Text to read |
━━━━━━━━━━

Not revolution but reform. Would you deny that reform has been a constant within the tradition of the Church? Benedict XVI affirms, "the 'hermeneutic of reform', of renewal in the continuity of the one subject-Church which the Lord has given to us. She is a subject which increases in time and develops, yet always remaining the same, the one subject of the journeying People of God"*.

* ADDRESS OF HIS HOLINESS BENEDICT XVI TO THE ROMAN CURIA OFFERING THEM HIS CHRISTMAS GREETINGS, Thursday, 22 December 2005.

33John5918
Feb 2, 2020, 6:48 am

An interesting reflection from Franciscan Fr Richard Rohr:

Alternative Orthodoxy: Simply Living the Gospel

The Rule and the life of the Friars Minor is to simply live the Gospel. —St. Francis of Assisi (1182–1226) {1}

One of the things I most appreciate about my Franciscan heritage is its alternative orthodoxy. The Franciscan tradition has applied this phrase to itself and its emphasis on “orthopraxy”; we believe that lifestyle and practice are much more important than mere verbal orthodoxy. While orthodoxy is about correct beliefs, orthopraxy is about right practice. St. Thomas Aquinas (1225–1274), the famous Dominican Doctor of the Church, may have been influenced by St. Francis when he wrote, “Prius vita quam doctrina.” {2} Or, “Life is more important than doctrine.” All too often Christianity has lost sight of that in spite of Jesus’ teaching and example.

Jesus’ first recorded word in at least two Gospels, metanoia, is unfortunately translated with the moralistic, churchy word repent. The word quite literally means change or even more precisely “Change your minds!” (Mark 1:15; Matthew 4:17). Given that, it is quite strange that the religion founded in Jesus’ name has been so resistant to change and has tended to love and protect the past and the status quo much more than the positive and hopeful futures that could be brought about by people agreeing to change. Maybe that is why our earth is so depleted and our politics are so pathetic. We have not taught a spirituality of actual change or growth, which an alternative orthodoxy always asks of us.

━━━━━━━━━━

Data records
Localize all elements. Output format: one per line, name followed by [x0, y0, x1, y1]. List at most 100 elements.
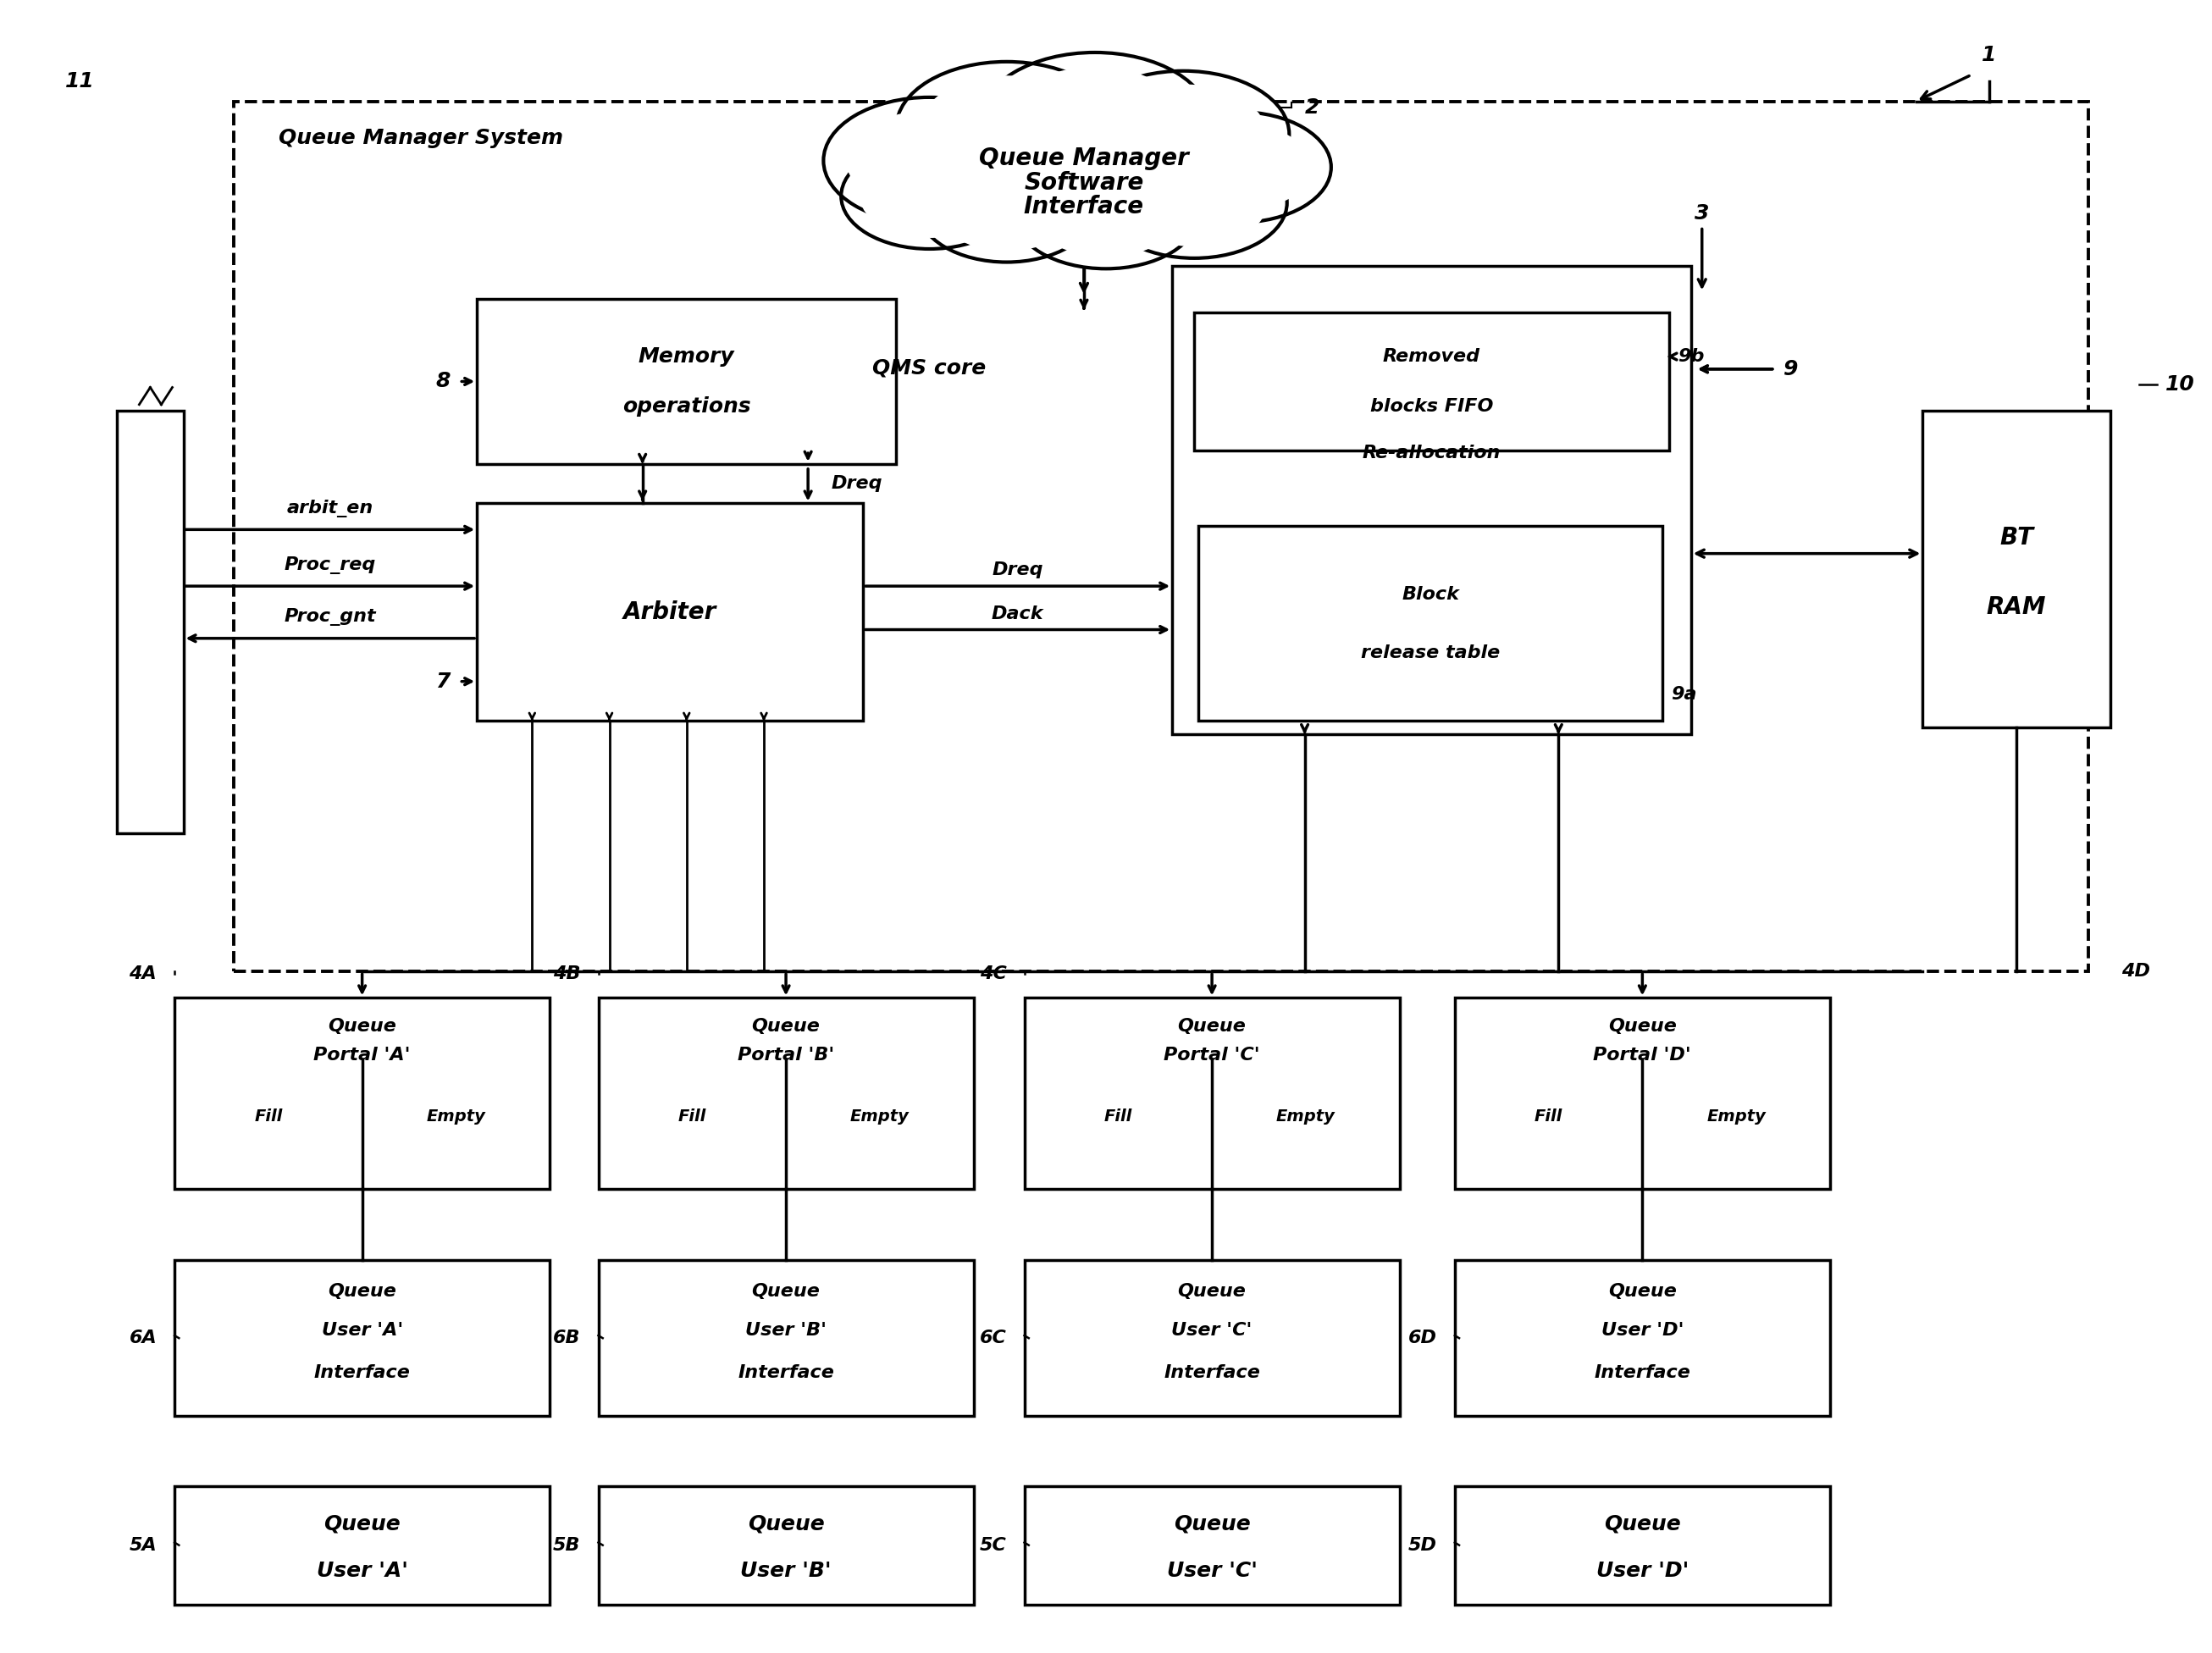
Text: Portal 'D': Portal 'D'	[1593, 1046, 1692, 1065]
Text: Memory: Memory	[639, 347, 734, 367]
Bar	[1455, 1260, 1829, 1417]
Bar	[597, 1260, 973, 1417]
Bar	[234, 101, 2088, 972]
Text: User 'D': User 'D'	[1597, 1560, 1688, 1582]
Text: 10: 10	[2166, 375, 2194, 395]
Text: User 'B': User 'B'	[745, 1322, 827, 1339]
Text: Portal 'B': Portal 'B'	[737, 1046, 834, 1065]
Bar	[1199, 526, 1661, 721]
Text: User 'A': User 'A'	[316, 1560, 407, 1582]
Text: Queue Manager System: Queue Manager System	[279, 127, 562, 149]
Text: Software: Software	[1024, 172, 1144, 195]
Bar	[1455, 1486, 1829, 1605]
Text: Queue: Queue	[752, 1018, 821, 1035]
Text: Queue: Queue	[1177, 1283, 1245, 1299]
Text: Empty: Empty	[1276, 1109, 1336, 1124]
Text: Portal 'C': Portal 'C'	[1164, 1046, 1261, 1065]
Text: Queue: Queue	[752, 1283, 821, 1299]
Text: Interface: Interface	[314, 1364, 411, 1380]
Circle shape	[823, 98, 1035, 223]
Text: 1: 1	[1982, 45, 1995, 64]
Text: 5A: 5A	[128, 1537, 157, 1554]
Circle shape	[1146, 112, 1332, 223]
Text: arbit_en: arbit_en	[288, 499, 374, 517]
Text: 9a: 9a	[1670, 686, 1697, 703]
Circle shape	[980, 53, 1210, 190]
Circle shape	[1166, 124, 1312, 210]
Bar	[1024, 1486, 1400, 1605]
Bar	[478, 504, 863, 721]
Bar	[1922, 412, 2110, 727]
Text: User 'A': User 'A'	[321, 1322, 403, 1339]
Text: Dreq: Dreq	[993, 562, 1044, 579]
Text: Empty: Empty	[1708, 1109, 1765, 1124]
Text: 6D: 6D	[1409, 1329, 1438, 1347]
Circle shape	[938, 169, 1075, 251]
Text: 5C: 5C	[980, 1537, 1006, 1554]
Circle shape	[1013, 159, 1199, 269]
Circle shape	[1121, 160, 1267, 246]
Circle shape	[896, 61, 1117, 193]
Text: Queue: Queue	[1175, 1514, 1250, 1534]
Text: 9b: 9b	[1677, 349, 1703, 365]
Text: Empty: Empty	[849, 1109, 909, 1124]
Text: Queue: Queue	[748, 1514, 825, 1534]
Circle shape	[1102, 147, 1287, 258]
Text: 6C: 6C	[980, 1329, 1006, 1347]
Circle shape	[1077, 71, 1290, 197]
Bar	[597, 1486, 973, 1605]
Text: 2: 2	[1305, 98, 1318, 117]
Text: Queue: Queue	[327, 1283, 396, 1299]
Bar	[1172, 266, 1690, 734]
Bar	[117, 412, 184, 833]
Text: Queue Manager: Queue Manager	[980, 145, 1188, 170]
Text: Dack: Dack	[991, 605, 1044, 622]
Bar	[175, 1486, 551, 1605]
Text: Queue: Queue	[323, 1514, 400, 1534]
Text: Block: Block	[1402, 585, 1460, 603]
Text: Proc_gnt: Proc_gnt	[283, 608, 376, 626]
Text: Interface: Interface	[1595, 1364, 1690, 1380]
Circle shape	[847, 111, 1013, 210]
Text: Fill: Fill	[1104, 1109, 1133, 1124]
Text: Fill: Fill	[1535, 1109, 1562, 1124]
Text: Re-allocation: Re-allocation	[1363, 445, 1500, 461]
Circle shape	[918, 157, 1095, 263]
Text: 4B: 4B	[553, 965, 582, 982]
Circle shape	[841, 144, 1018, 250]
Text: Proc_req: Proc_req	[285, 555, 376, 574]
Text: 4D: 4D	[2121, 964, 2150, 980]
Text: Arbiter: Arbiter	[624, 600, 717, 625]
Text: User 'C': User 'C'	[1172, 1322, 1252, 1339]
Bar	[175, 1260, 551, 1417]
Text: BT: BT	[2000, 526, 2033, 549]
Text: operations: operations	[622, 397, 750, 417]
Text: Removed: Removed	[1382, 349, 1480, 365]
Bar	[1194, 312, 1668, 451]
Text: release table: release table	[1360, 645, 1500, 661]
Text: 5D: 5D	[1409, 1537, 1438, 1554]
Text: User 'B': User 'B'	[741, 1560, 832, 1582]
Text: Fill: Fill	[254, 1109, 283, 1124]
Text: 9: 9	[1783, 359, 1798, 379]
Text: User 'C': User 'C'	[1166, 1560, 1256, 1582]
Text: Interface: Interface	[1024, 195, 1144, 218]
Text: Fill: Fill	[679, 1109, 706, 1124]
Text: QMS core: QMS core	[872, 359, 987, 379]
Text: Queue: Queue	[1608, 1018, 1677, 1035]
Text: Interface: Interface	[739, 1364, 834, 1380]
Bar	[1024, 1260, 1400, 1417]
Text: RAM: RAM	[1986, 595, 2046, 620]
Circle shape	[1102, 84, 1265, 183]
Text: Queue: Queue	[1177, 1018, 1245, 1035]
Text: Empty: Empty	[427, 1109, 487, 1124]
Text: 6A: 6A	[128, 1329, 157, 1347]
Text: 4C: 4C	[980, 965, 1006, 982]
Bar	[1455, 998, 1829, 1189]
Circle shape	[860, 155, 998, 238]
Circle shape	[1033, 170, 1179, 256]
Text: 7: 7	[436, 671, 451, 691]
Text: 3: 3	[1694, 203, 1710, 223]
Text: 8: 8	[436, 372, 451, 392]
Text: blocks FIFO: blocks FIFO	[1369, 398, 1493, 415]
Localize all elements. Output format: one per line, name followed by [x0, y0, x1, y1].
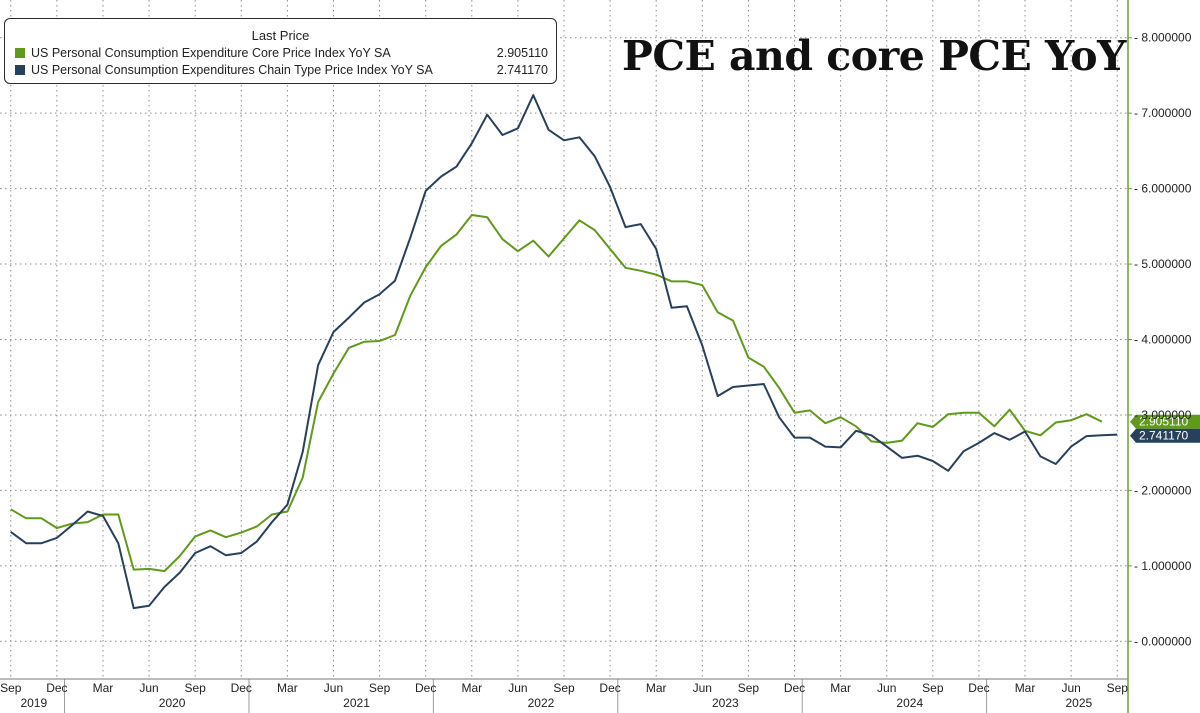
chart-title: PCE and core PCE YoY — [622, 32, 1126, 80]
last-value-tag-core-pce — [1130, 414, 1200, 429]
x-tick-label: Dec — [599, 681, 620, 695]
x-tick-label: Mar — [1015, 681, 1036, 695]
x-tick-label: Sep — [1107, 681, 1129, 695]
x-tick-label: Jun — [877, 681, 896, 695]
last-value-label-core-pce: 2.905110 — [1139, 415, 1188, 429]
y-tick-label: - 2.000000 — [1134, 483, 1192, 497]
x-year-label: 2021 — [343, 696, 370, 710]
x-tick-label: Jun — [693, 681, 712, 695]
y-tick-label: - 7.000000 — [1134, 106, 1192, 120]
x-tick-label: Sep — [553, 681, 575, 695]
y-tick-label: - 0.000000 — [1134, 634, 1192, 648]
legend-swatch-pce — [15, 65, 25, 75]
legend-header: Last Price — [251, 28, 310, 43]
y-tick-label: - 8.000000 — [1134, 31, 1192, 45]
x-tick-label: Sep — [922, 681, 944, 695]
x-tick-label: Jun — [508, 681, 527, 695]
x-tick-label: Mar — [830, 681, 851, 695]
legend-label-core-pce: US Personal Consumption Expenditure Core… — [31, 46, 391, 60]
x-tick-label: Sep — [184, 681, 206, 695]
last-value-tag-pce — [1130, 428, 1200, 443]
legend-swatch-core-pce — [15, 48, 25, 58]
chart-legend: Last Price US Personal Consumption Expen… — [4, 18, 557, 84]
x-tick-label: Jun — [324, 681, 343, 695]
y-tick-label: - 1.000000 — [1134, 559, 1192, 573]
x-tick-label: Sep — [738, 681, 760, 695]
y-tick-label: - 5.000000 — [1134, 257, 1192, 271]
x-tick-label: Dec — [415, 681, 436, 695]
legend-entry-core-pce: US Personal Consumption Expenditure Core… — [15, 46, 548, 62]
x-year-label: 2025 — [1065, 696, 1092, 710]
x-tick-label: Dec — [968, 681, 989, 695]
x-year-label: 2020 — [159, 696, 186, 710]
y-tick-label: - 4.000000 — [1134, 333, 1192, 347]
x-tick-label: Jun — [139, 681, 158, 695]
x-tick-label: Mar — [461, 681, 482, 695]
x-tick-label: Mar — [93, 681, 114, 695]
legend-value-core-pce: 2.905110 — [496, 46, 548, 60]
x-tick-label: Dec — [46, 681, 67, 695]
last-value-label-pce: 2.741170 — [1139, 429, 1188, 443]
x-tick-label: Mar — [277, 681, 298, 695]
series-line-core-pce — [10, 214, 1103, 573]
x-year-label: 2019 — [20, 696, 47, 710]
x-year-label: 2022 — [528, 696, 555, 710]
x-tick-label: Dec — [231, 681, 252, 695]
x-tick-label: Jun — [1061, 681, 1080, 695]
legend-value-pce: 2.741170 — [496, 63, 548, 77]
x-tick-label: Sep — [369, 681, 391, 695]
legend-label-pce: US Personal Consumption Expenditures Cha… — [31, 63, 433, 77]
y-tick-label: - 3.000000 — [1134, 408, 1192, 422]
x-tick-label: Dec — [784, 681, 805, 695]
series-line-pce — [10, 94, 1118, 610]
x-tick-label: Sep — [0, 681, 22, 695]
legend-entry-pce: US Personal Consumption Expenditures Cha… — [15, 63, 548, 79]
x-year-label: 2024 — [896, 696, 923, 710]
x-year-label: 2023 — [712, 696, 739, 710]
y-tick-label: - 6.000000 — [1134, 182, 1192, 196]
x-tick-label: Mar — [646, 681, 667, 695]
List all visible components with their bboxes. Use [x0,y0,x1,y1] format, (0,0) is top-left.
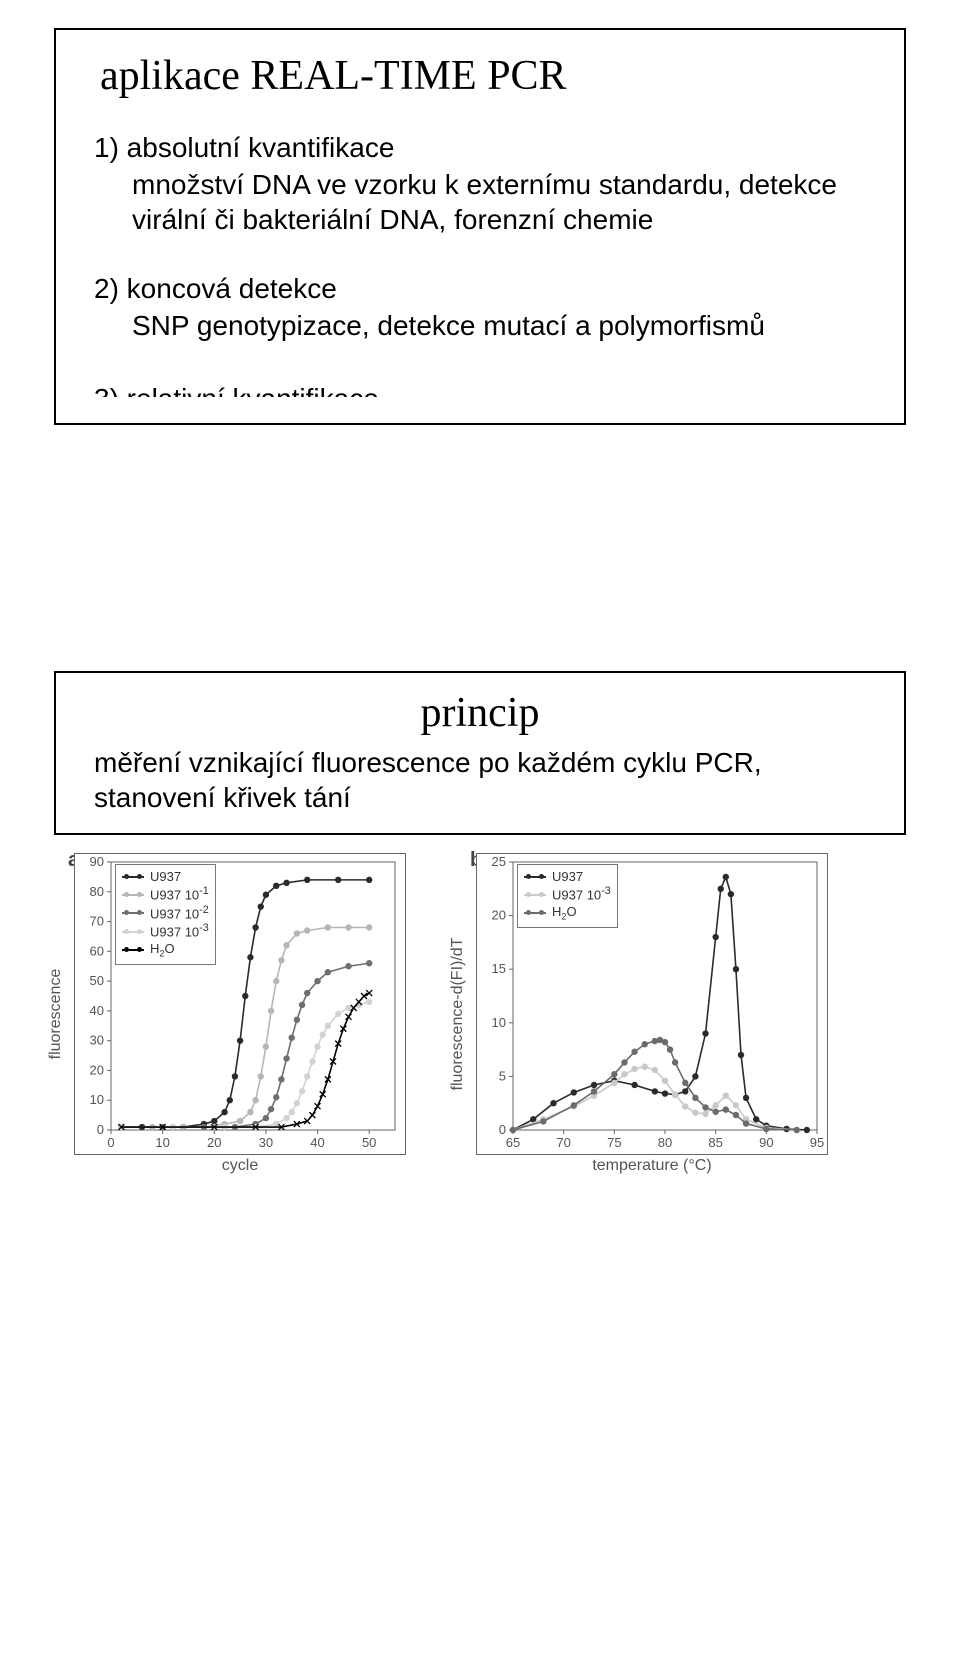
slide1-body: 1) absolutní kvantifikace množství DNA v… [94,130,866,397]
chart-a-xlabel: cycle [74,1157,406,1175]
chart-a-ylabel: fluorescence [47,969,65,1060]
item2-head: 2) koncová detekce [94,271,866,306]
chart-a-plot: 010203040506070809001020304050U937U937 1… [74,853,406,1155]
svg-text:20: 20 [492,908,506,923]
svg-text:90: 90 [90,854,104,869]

━━━━━━━━━━

Set tasks |
1. Rewrite the passage from "Not revolution but" to "22 December 2005.", substituting "restoration" for every "reform".
2. According to the passage, what does the word metanoia literally mean?

Answers for this exercise |
1.
Not revolution but restoration. Would you deny that restoration has been a constant within the tradition of the Church? Benedict XVI affirms, "the 'hermeneutic of restoration', of renewal in the continuity of the one subject-Church which the Lord has given to us. She is a subject which increases in time and develops, yet always remaining the same, the one subject of the journeying People of God"*.

* ADDRESS OF HIS HOLINESS BENEDICT XVI TO THE ROMAN CURIA OFFERING THEM HIS CHRISTMAS GREETINGS, Thursday, 22 December 2005.

2. It means change, or more precisely "Change your minds!"